Stated goal 1:
In the layout coordinate records, rewrite the part that opens with the line containing "code-sep: , [1369, 661, 1378, 677]" and closes with the line containing "pixel-editor[interactable] [1021, 426, 1222, 727]", replacing "silk-label" with "board-label" and leaving everything else unchanged. Return only those lines.

Excerpted text:
--- BEGIN ---
The Bugatti Type 51 series succeeded the famous Type 35 as Bugatti's premier racing car for the 1930s. The main distinction is that it uses a twin cam engine. Unlike the dominant Type 35s of the prior decade, the Type 51 (and later Type 53, Type 54, and Type 59) were unable to compete with the government-supported German and Italian offerings.

Type 51
The first Type 51 went into production in 1931 with Ettore Bugatti's son Jean Bugatti taking more responsibility.  Its engine was a 160 hp (119 kW) twin overhead cam evolution of the supercharged 2.3 L (2262 cc/138 in³) single overhead cam straight-8 found in the Type 35B. Inspiration for this new design thinking came from two Miller racing cars that Jean Bugatti was testing for power output. The Bugatti Type 51 is sometimes referred to as "the Millerhead".
--- END ---
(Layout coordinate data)
--- BEGIN ---
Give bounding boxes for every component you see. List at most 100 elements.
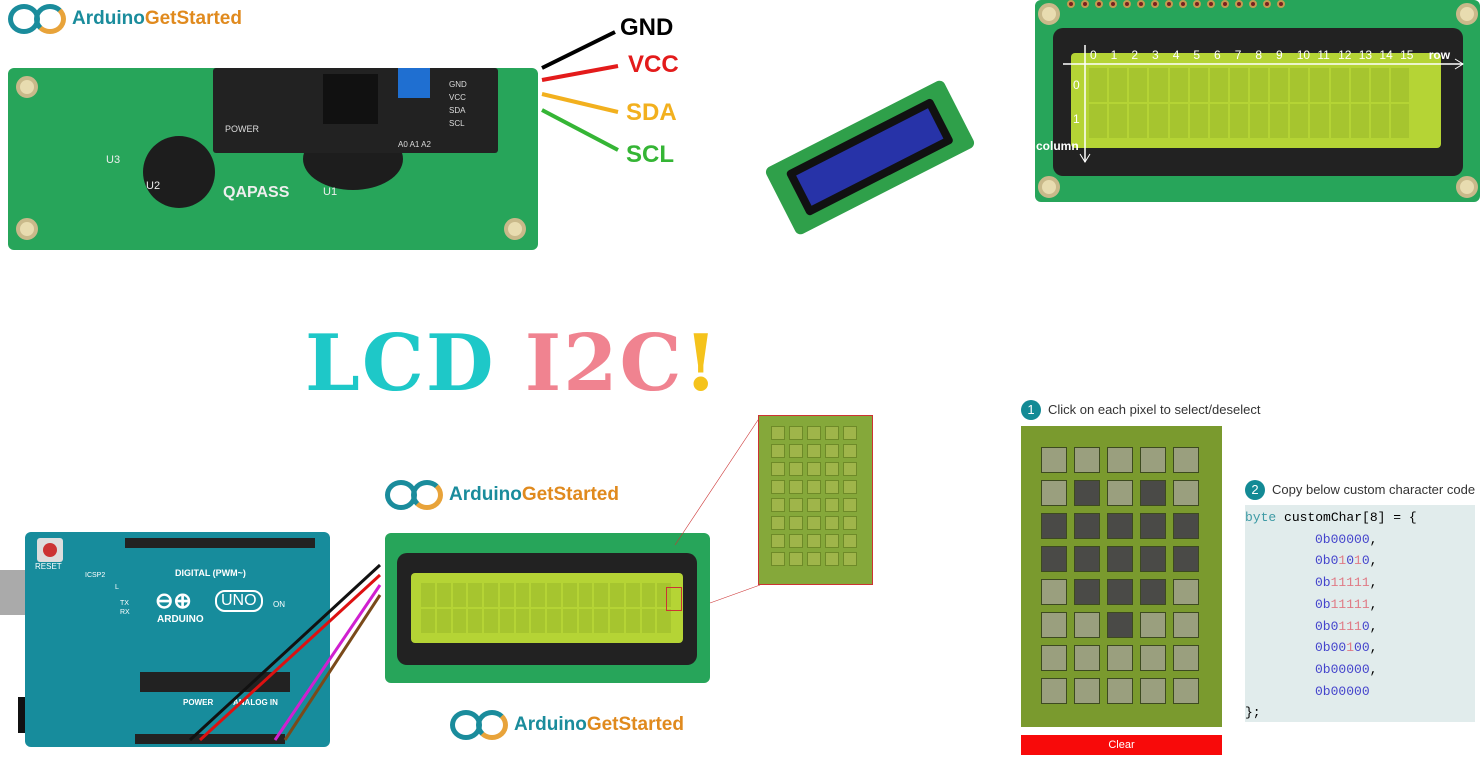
code-sep: , [1369, 661, 1378, 677]
row-index: 0 [1073, 78, 1080, 92]
col-index: 5 [1193, 48, 1201, 62]
pixel-cell[interactable] [1173, 447, 1199, 473]
code-line: 0b11111, [1245, 572, 1475, 594]
pixel-cell[interactable] [1140, 480, 1166, 506]
arduinogetstarted-logo: ArduinoGetStarted [385, 478, 619, 512]
infinity-logo-icon [450, 708, 510, 742]
code-line: 0b01110, [1245, 616, 1475, 638]
step-badge: 2 [1245, 480, 1265, 500]
col-index: 11 [1317, 48, 1330, 62]
pixel-cell[interactable] [1107, 645, 1133, 671]
pixel-cell[interactable] [1173, 579, 1199, 605]
code-line: 0b00100, [1245, 637, 1475, 659]
pixel-cell[interactable] [1041, 480, 1067, 506]
code-bits: 01110 [1330, 618, 1370, 634]
pixel-cell[interactable] [1107, 447, 1133, 473]
code-prefix: 0b [1315, 661, 1331, 677]
pixel-cell[interactable] [1140, 645, 1166, 671]
reset-label: RESET [35, 562, 62, 571]
scl-arrow [541, 108, 619, 152]
code-line: 0b00000, [1245, 659, 1475, 681]
arduino-label: ARDUINO [157, 614, 204, 625]
pixel-cell[interactable] [1107, 612, 1133, 638]
code-text: customChar[8] = { [1276, 510, 1417, 525]
pixel-cell[interactable] [1041, 447, 1067, 473]
clear-button[interactable]: Clear [1021, 735, 1222, 755]
pixel-cell[interactable] [1140, 612, 1166, 638]
pixel-cell[interactable] [1074, 546, 1100, 572]
pixel-cell[interactable] [1041, 513, 1067, 539]
pixel-cell[interactable] [1173, 645, 1199, 671]
logo-text: GetStarted [521, 484, 619, 505]
pixel-cell[interactable] [1074, 579, 1100, 605]
pixel-cell[interactable] [1074, 645, 1100, 671]
silk-label: SDA [449, 106, 466, 115]
lcd-row-column-diagram: for(let i=0;i<16;i++)document.write('<sp… [1035, 0, 1480, 202]
pixel-cell[interactable] [1173, 612, 1199, 638]
gnd-arrow [541, 30, 616, 70]
pixel-cell[interactable] [1041, 579, 1067, 605]
pixel-cell[interactable] [1173, 546, 1199, 572]
pixel-cell[interactable] [1074, 513, 1100, 539]
contrast-potentiometer [398, 68, 430, 98]
infinity-logo-icon [385, 478, 445, 512]
col-index: 13 [1358, 48, 1373, 62]
pixel-cell[interactable] [1173, 480, 1199, 506]
pixel-cell[interactable] [1041, 612, 1067, 638]
col-index: 4 [1172, 48, 1180, 62]
silk-label: POWER [225, 124, 260, 134]
pixel-editor[interactable] [1021, 426, 1222, 727]
pixel-cell[interactable] [1140, 513, 1166, 539]
silk-label: SCL [449, 119, 465, 128]
title-i2c: I2C [524, 318, 684, 409]
pixel-cell[interactable] [1107, 579, 1133, 605]
col-index: 9 [1276, 48, 1283, 62]
pixel-cell[interactable] [1041, 546, 1067, 572]
code-bits: 00000 [1330, 683, 1370, 699]
col-index: 6 [1214, 48, 1221, 62]
pin-arrows [541, 30, 619, 152]
pixel-cell[interactable] [1074, 612, 1100, 638]
pixel-cell[interactable] [1140, 447, 1166, 473]
arduino-uno-board: RESET ICSP2 DIGITAL (PWM~) ⊖⊕ UNO ARDUIN… [25, 532, 330, 747]
code-sep: , [1369, 553, 1378, 569]
pixel-cell[interactable] [1107, 678, 1133, 704]
page-title: LCD I2C! [305, 318, 720, 409]
col-index: 3 [1152, 48, 1159, 62]
silk-label: A0 A1 A2 [398, 140, 431, 149]
col-index: 2 [1131, 48, 1139, 62]
pixel-cell[interactable] [1074, 447, 1100, 473]
code-bits: 00000 [1330, 661, 1370, 677]
pin-label-vcc: VCC [628, 51, 679, 78]
pixel-cell[interactable] [1140, 546, 1166, 572]
code-prefix: 0b [1315, 575, 1331, 591]
pixel-cell[interactable] [1140, 579, 1166, 605]
pixel-cell[interactable] [1173, 678, 1199, 704]
code-prefix: 0b [1315, 531, 1331, 547]
lcd-wiring-display: for(let i=0;i<32;i++)document.write('<di… [385, 533, 710, 683]
code-prefix: 0b [1315, 596, 1331, 612]
pixel-cell[interactable] [1107, 480, 1133, 506]
pixel-cell[interactable] [1140, 678, 1166, 704]
pixel-cell[interactable] [1074, 480, 1100, 506]
title-lcd: LCD [305, 318, 496, 409]
pixel-cell[interactable] [1107, 513, 1133, 539]
step-text: Click on each pixel to select/deselect [1048, 402, 1261, 417]
code-line: 0b00000, [1245, 529, 1475, 551]
code-prefix: 0b [1315, 683, 1331, 699]
i2c-backpack: POWER A0 A1 A2 GND VCC SDA SCL [213, 68, 498, 153]
code-text: }; [1245, 705, 1261, 721]
pixel-cell[interactable] [1107, 546, 1133, 572]
pixel-cell[interactable] [1074, 678, 1100, 704]
tx-label: TX [120, 600, 129, 607]
icsp2-label: ICSP2 [85, 572, 106, 579]
pixel-cell[interactable] [1041, 678, 1067, 704]
row-axis-label: row [1428, 48, 1451, 62]
pixel-cell[interactable] [1041, 645, 1067, 671]
pixel-cell[interactable] [1173, 513, 1199, 539]
col-index: 15 [1400, 48, 1414, 62]
code-sep: , [1369, 596, 1378, 612]
custom-char-code-block[interactable]: byte customChar[8] = {0b00000,0b01010,0b… [1245, 505, 1475, 722]
col-index: 7 [1234, 48, 1242, 62]
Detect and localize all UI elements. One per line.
--- END ---
Stated goal 2:
Duplicate the part of the Bugatti Type 51 text that opens with the words containing "The Bugatti Type 51 series" and closes with "and Italian offerings.", keeping every character the same.

Result 1:
code-sep: , [1369, 661, 1378, 677]
row-index: 0 [1073, 78, 1080, 92]
col-index: 5 [1193, 48, 1201, 62]
pixel-cell[interactable] [1173, 447, 1199, 473]
code-line: 0b11111, [1245, 572, 1475, 594]
pixel-cell[interactable] [1140, 480, 1166, 506]
arduinogetstarted-logo: ArduinoGetStarted [385, 478, 619, 512]
infinity-logo-icon [450, 708, 510, 742]
code-line: 0b01110, [1245, 616, 1475, 638]
step-badge: 2 [1245, 480, 1265, 500]
col-index: 11 [1317, 48, 1330, 62]
pixel-cell[interactable] [1107, 645, 1133, 671]
pixel-cell[interactable] [1173, 579, 1199, 605]
code-line: 0b00100, [1245, 637, 1475, 659]
pixel-cell[interactable] [1041, 480, 1067, 506]
code-bits: 01110 [1330, 618, 1370, 634]
pixel-cell[interactable] [1107, 447, 1133, 473]
code-prefix: 0b [1315, 661, 1331, 677]
pixel-cell[interactable] [1140, 645, 1166, 671]
reset-label: RESET [35, 562, 62, 571]
scl-arrow [541, 108, 619, 152]
code-line: 0b00000, [1245, 659, 1475, 681]
arduino-label: ARDUINO [157, 614, 204, 625]
pixel-cell[interactable] [1107, 612, 1133, 638]
code-text: customChar[8] = { [1276, 510, 1417, 525]
pixel-cell[interactable] [1041, 447, 1067, 473]
clear-button[interactable]: Clear [1021, 735, 1222, 755]
pixel-cell[interactable] [1140, 612, 1166, 638]
pixel-cell[interactable] [1074, 546, 1100, 572]
pixel-cell[interactable] [1041, 513, 1067, 539]
pixel-cell[interactable] [1173, 645, 1199, 671]
logo-text: GetStarted [521, 484, 619, 505]
pixel-cell[interactable] [1074, 579, 1100, 605]
pixel-cell[interactable] [1074, 645, 1100, 671]
board-label: SDA [449, 106, 466, 115]
lcd-row-column-diagram: for(let i=0;i<16;i++)document.write('<sp… [1035, 0, 1480, 202]
pixel-cell[interactable] [1173, 612, 1199, 638]
gnd-arrow [541, 30, 616, 70]
pixel-cell[interactable] [1041, 579, 1067, 605]
pixel-cell[interactable] [1173, 546, 1199, 572]
pixel-cell[interactable] [1074, 513, 1100, 539]
contrast-potentiometer [398, 68, 430, 98]
infinity-logo-icon [385, 478, 445, 512]
col-index: 13 [1358, 48, 1373, 62]
pixel-cell[interactable] [1173, 480, 1199, 506]
pixel-cell[interactable] [1041, 612, 1067, 638]
col-index: 4 [1172, 48, 1180, 62]
board-label: POWER [225, 124, 260, 134]
pixel-editor[interactable] [1021, 426, 1222, 727]

Result 2:
The Bugatti Type 51 series succeeded the famous Type 35 as Bugatti's premier racing car for the 1930s. The main distinction is that it uses a twin cam engine. Unlike the dominant Type 35s of the prior decade, the Type 51 (and later Type 53, Type 54, and Type 59) were unable to compete with the government-supported German and Italian offerings.